Every line containing the word "ylabel" must be pulled from the records.

**** DATA EXCERPTS

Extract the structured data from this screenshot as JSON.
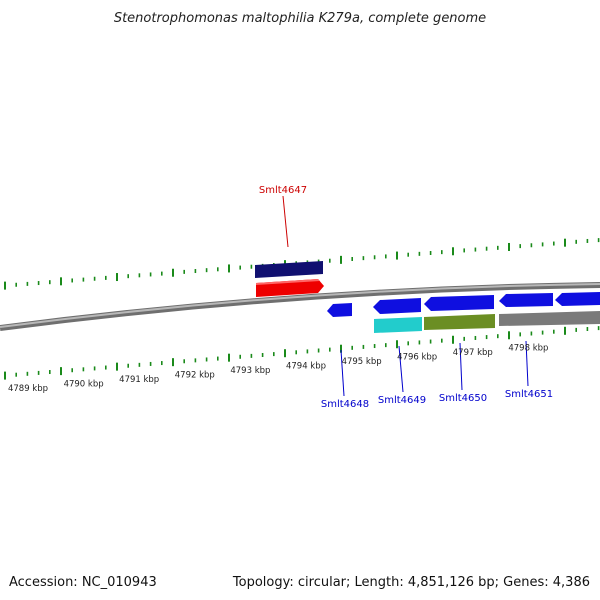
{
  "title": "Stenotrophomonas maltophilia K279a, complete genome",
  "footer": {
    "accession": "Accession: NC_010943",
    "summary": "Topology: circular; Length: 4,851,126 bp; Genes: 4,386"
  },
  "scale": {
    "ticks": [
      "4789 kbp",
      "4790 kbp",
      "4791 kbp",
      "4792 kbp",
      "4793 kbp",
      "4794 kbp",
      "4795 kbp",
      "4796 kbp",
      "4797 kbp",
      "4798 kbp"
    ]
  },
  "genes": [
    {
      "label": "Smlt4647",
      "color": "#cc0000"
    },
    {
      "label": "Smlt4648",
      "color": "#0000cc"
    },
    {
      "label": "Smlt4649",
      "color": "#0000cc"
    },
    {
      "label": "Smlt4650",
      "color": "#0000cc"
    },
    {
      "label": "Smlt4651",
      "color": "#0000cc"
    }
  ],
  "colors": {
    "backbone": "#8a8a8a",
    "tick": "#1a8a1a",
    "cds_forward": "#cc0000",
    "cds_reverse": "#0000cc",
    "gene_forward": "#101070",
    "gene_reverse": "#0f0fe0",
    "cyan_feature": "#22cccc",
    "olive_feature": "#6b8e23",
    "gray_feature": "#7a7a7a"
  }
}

********
**** DATA EXCERPTS

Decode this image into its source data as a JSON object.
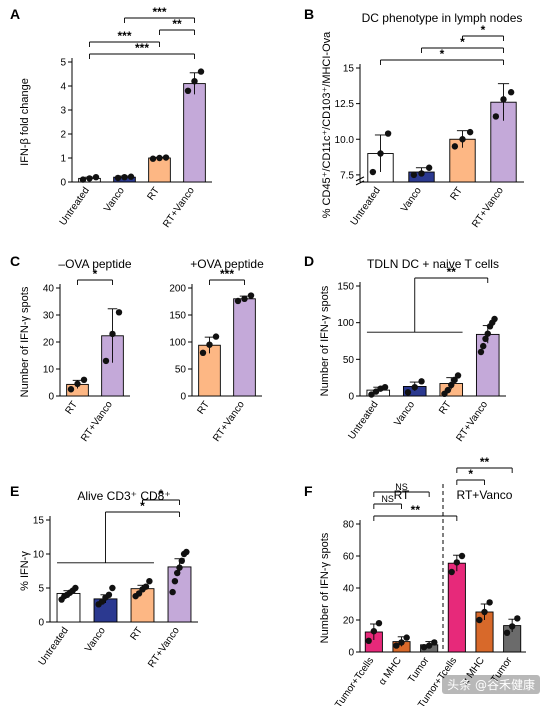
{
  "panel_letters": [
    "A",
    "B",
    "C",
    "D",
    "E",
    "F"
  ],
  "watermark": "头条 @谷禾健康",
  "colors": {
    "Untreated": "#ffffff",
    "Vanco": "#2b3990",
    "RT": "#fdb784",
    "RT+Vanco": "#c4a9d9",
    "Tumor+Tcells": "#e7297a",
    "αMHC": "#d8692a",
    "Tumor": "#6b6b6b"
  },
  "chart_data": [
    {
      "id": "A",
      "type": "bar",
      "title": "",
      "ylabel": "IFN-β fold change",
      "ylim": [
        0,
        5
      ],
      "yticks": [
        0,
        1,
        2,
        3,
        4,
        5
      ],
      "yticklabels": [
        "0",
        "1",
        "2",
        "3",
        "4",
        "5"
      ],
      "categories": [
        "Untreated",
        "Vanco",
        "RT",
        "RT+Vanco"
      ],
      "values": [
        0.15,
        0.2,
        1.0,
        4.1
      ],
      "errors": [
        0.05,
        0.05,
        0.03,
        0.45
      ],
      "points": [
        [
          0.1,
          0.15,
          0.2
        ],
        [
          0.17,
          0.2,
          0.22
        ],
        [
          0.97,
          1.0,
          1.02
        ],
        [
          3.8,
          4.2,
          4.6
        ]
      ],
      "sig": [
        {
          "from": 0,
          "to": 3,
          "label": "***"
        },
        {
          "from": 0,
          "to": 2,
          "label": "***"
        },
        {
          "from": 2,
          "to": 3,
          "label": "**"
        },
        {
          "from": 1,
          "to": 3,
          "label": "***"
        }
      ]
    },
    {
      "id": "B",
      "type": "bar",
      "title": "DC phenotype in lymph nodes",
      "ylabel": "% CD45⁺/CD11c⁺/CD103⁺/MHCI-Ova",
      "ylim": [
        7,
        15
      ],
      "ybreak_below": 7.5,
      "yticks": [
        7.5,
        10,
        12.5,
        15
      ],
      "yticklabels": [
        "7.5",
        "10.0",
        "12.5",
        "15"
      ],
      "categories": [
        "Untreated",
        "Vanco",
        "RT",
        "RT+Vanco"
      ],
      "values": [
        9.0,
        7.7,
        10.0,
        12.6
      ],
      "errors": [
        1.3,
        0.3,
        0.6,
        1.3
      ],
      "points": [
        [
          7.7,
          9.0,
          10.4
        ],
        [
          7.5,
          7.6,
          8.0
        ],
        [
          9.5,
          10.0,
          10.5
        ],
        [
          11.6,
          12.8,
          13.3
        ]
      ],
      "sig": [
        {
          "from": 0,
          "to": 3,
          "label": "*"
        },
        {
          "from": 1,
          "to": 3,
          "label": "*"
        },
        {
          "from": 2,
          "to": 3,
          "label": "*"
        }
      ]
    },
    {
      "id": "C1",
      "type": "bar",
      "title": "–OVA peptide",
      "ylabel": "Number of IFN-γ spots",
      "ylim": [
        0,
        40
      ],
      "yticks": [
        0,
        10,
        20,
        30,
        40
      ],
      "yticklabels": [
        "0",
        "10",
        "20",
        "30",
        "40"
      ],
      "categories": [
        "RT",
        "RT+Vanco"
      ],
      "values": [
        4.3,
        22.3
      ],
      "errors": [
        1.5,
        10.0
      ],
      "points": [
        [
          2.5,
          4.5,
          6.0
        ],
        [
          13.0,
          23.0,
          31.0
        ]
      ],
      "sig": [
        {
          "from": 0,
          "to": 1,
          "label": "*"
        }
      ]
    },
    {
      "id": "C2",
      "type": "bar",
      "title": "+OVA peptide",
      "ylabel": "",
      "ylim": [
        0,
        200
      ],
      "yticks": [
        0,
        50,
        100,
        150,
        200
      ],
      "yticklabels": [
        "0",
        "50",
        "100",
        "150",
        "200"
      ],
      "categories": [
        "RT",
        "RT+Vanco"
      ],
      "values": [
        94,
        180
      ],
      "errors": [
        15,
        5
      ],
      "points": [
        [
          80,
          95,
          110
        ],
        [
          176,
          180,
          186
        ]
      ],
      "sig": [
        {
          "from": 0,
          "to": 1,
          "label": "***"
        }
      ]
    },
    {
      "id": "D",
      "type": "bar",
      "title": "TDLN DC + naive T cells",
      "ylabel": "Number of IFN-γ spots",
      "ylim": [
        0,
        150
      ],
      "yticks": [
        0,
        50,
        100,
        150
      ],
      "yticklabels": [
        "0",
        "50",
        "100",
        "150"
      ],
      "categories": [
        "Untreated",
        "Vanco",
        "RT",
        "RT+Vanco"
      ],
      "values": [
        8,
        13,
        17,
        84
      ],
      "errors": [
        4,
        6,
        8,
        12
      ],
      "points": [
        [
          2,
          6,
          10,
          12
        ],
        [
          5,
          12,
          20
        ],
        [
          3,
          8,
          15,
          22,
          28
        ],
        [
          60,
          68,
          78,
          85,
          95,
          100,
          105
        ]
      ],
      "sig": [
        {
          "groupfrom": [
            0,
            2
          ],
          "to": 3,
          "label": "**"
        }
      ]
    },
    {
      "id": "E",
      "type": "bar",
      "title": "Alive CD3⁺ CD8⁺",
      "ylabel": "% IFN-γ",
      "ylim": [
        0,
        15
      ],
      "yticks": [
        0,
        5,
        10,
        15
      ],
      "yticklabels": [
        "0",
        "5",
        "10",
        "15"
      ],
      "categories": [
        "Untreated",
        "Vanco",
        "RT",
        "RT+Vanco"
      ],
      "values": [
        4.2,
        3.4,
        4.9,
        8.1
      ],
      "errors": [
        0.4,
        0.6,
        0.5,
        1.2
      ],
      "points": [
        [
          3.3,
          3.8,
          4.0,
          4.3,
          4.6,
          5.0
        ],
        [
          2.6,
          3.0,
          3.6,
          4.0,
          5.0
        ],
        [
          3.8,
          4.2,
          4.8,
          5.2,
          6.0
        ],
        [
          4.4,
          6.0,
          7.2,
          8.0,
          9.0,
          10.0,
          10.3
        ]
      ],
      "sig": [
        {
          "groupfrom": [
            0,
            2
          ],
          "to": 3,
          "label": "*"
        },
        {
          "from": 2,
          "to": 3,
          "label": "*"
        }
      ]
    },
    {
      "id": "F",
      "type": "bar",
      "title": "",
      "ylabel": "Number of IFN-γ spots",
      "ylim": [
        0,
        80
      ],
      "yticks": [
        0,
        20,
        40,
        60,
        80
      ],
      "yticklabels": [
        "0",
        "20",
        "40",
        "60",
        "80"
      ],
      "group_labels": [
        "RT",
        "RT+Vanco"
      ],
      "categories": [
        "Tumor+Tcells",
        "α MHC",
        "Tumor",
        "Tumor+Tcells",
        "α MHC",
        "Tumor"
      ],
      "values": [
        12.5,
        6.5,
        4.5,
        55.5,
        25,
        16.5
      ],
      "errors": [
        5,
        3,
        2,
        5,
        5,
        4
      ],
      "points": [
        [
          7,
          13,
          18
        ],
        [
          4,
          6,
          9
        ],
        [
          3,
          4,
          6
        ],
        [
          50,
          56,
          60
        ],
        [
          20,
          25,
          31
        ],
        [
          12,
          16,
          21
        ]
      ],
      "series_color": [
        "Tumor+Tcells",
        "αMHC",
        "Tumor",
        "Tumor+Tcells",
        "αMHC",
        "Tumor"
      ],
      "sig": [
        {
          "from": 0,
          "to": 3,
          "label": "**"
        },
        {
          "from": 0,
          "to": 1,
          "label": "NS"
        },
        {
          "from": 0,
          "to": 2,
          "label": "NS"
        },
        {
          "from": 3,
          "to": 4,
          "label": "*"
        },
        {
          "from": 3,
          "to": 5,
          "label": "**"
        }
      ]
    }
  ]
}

********
**** DATA EXCERPTS

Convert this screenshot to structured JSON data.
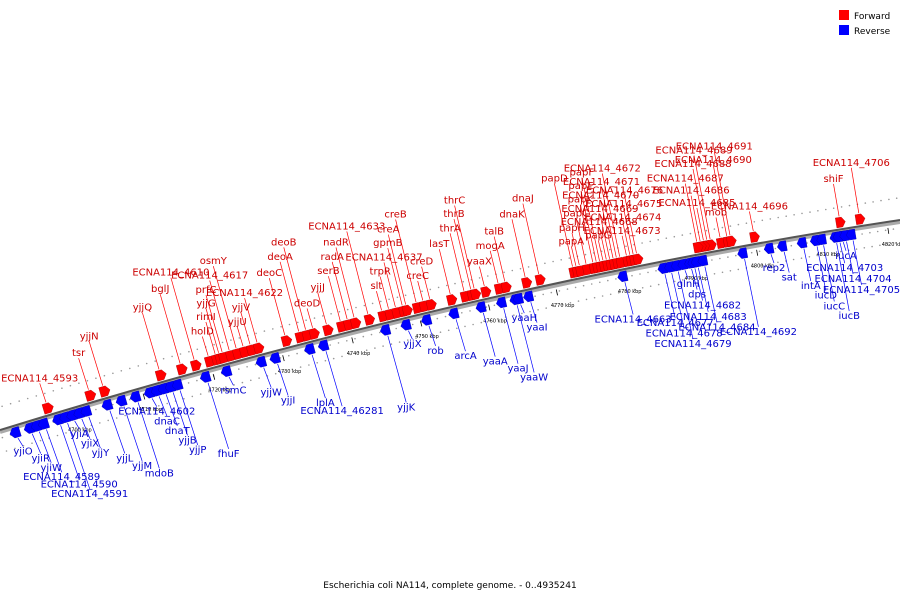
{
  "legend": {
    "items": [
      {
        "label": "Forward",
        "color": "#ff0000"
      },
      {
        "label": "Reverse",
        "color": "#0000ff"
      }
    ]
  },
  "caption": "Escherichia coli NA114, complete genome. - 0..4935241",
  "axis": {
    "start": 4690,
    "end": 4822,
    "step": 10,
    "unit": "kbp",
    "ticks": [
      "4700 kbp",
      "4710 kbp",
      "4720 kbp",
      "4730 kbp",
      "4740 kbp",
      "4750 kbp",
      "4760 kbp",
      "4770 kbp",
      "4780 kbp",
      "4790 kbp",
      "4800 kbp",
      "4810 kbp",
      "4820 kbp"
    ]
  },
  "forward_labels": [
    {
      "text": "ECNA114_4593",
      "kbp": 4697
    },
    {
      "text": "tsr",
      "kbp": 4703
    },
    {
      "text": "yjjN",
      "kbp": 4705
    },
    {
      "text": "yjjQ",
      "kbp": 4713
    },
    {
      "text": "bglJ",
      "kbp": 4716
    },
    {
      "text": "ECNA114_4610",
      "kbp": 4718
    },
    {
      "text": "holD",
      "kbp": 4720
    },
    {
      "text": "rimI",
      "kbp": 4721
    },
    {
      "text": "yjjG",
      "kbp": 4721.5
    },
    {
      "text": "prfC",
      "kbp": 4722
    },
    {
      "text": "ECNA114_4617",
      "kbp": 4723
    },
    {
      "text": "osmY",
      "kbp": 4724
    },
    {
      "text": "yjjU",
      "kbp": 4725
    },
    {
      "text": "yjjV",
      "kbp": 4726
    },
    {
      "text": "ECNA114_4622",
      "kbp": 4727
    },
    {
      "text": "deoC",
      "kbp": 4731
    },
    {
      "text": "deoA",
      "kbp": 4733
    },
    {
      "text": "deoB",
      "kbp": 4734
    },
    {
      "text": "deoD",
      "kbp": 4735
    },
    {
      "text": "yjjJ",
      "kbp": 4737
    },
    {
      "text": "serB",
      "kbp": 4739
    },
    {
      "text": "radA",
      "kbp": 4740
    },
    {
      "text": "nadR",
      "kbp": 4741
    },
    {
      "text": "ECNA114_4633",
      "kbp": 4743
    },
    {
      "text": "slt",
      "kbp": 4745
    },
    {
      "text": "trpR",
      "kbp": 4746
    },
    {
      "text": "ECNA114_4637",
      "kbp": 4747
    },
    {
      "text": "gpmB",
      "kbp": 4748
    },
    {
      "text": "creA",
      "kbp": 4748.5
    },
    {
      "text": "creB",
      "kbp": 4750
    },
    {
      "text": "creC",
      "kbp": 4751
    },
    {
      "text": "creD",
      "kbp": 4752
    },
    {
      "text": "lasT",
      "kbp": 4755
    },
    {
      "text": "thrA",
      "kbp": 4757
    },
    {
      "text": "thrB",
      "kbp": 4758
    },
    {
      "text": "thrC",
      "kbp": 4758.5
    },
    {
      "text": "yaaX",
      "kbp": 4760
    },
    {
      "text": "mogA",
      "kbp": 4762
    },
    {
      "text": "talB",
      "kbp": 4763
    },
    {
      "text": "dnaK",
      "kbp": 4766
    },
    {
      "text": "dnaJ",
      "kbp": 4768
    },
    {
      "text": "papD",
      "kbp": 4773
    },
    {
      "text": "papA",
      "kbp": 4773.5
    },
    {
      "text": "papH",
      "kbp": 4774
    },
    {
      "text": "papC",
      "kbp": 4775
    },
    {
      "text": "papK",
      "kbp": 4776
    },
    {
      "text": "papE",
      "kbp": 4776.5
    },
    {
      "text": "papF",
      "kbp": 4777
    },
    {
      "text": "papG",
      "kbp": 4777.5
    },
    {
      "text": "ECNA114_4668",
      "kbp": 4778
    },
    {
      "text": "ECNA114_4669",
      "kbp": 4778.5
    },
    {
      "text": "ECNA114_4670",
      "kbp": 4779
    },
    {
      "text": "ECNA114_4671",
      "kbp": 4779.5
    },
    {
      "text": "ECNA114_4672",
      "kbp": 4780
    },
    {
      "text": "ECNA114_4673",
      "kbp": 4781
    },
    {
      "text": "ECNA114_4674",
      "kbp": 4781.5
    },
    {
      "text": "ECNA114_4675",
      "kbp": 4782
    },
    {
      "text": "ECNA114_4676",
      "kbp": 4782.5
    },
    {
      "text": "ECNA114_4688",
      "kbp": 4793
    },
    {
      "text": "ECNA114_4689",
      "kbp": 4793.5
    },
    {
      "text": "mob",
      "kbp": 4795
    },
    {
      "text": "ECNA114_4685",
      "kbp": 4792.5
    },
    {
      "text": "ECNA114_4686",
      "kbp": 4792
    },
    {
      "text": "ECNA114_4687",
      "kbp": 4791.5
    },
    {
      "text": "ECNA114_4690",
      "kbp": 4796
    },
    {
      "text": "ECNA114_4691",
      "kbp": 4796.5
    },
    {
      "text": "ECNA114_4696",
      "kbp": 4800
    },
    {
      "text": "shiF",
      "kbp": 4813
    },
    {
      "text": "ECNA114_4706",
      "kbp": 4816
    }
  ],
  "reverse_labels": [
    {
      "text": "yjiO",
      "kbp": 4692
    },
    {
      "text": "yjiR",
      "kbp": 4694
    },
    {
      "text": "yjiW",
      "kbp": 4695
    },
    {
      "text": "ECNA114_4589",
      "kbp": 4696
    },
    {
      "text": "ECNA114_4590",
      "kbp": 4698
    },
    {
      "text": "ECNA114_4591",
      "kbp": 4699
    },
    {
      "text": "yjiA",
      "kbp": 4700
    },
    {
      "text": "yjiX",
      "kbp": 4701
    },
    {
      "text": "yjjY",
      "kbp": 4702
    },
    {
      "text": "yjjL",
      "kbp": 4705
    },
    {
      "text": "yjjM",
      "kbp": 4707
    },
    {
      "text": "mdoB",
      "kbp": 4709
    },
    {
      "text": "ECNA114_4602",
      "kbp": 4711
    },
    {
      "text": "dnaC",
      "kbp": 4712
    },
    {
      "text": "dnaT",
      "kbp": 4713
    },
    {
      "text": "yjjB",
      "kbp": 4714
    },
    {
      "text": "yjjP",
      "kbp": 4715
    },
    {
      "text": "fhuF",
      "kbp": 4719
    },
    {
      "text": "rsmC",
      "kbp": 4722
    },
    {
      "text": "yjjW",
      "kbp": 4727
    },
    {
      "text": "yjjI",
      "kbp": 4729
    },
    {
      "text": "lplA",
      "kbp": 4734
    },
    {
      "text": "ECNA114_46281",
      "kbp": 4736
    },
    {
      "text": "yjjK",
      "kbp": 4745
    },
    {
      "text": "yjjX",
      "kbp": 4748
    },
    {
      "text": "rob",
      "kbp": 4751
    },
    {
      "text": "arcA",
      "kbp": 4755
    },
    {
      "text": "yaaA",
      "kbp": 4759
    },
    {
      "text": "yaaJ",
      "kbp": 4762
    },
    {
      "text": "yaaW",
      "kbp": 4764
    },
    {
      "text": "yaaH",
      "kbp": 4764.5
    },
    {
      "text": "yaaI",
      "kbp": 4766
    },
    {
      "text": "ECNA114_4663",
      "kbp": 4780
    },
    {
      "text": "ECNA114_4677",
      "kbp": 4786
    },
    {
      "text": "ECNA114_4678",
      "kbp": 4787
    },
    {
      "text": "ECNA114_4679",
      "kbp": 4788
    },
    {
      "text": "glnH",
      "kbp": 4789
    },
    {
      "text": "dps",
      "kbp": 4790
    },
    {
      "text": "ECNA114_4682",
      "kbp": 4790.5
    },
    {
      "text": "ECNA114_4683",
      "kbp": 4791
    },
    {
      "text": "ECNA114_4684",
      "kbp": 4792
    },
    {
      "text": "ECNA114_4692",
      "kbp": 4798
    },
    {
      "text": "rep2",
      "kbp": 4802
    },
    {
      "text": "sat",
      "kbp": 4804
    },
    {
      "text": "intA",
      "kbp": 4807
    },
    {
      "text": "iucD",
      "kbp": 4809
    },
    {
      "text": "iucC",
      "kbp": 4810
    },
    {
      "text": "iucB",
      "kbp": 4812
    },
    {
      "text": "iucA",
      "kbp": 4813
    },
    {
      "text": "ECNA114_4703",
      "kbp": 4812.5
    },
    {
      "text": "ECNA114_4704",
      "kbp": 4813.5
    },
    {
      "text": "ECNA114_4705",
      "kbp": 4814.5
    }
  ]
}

********

_TASK RESPONSE_
      "ylabel": "IFN-β fold change",
      "ylabel": "% CD45⁺/CD11c⁺/CD103⁺/MHCI-Ova",
      "ylabel": "Number of IFN-γ spots",
      "ylabel": "",
      "ylabel": "Number of IFN-γ spots",
      "ylabel": "% IFN-γ",
      "ylabel": "Number of IFN-γ spots",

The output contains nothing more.